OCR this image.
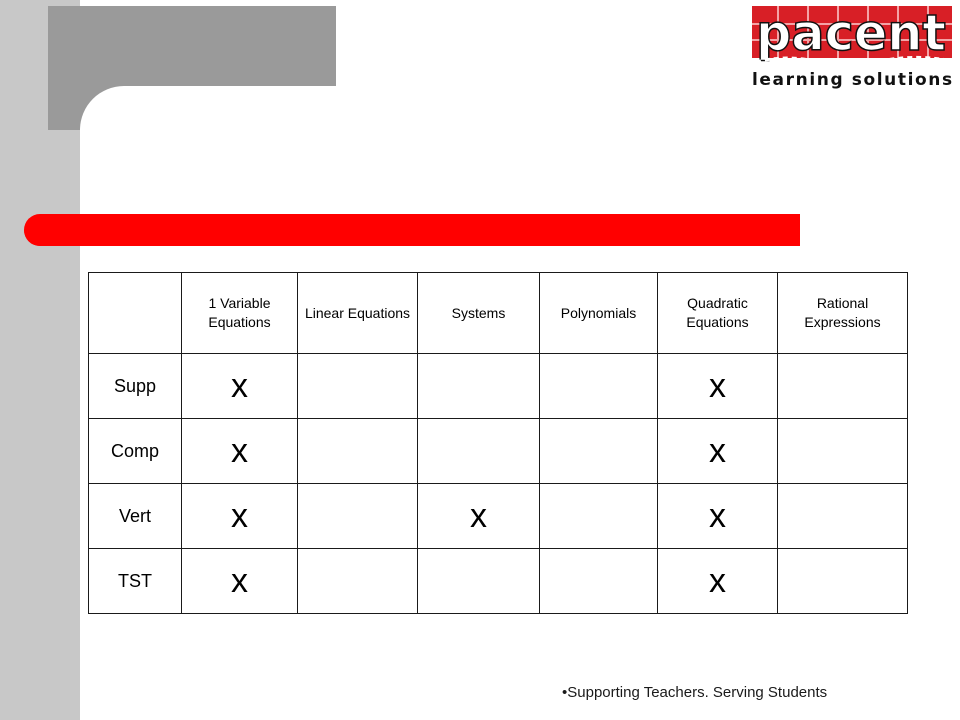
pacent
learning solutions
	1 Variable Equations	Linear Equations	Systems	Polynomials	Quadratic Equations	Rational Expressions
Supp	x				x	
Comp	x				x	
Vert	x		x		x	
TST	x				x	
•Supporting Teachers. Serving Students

━━━━━━

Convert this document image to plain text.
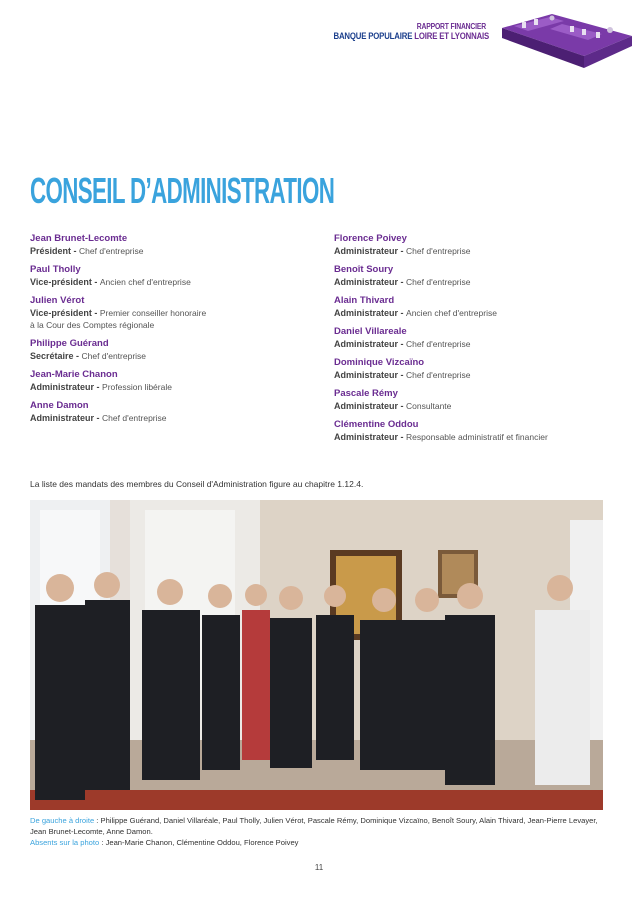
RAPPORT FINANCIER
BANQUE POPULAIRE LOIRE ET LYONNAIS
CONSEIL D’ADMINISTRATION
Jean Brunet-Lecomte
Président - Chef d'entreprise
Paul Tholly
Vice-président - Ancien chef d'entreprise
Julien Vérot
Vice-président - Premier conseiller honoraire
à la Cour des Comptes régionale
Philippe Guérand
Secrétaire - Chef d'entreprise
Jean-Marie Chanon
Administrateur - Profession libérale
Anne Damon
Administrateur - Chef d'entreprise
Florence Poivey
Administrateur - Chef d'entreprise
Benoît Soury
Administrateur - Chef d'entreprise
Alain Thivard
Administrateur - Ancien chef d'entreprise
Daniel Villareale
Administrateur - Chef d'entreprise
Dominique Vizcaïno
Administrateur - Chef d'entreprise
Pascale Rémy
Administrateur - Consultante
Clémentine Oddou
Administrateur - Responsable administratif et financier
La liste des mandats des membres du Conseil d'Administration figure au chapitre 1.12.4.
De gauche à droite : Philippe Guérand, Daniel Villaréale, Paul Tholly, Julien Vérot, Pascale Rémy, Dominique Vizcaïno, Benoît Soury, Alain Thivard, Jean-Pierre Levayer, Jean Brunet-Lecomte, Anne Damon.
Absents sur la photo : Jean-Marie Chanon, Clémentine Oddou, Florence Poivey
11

━━━━━━

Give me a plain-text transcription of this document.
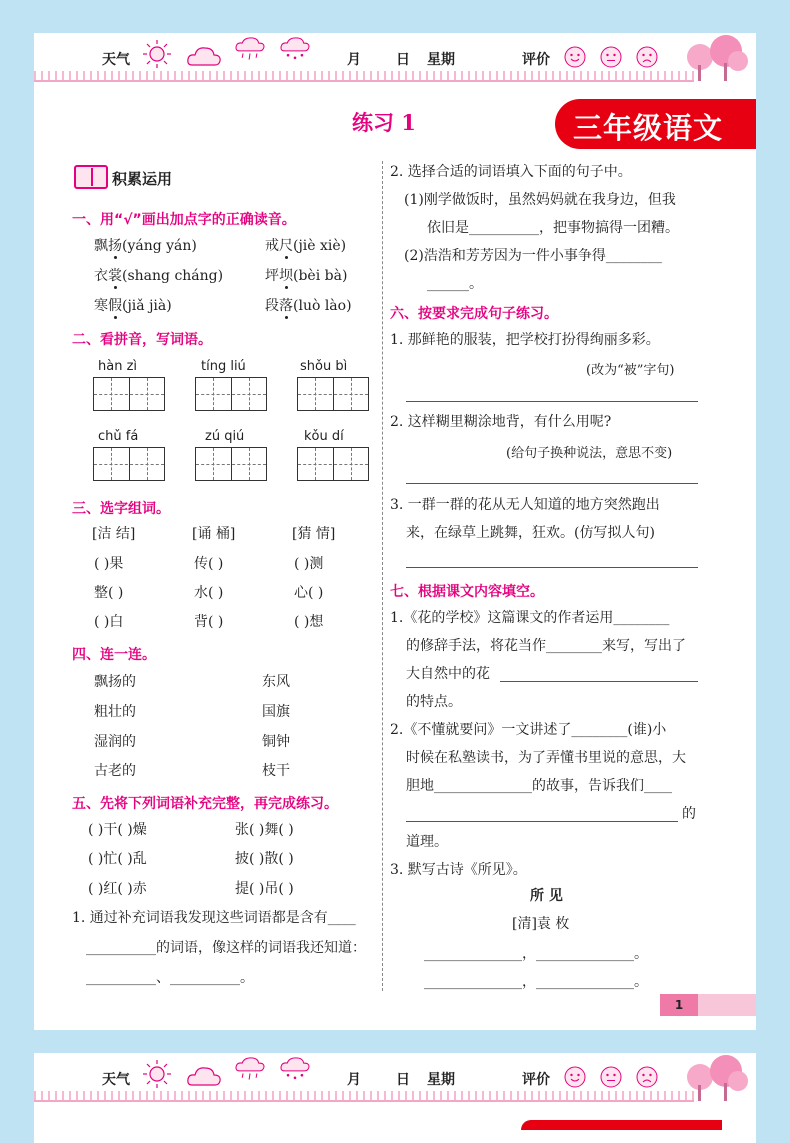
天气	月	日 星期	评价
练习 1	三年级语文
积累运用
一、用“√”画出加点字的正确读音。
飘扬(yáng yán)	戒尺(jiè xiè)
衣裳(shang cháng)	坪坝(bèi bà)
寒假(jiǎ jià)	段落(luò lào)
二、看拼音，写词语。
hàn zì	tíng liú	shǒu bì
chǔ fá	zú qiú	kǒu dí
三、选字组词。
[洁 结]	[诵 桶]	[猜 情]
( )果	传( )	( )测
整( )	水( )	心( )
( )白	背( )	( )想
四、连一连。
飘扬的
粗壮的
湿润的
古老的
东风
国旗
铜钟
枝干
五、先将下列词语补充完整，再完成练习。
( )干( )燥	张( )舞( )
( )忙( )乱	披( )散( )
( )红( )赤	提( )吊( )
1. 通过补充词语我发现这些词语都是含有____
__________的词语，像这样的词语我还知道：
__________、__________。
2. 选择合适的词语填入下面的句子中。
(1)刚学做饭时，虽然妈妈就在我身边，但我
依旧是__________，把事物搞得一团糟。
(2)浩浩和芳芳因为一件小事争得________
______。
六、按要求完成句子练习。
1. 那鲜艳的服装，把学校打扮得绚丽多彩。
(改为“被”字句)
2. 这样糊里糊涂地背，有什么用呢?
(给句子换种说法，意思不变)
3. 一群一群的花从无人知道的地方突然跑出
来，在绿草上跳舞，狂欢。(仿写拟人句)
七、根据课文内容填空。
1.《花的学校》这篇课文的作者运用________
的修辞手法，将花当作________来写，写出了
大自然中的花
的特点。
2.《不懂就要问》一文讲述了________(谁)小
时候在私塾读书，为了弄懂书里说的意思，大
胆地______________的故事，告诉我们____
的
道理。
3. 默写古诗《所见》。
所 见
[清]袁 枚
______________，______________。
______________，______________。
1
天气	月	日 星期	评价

━━━━━━

### Stated goal
Return each line where "Rémy" shows up.

### Exercise result
Pascale Rémy
De gauche à droite : Philippe Guérand, Daniel Villaréale, Paul Tholly, Julien Vérot, Pascale Rémy, Dominique Vizcaïno, Benoît Soury, Alain Thivard, Jean-Pierre Levayer, Jean Brunet-Lecomte, Anne Damon.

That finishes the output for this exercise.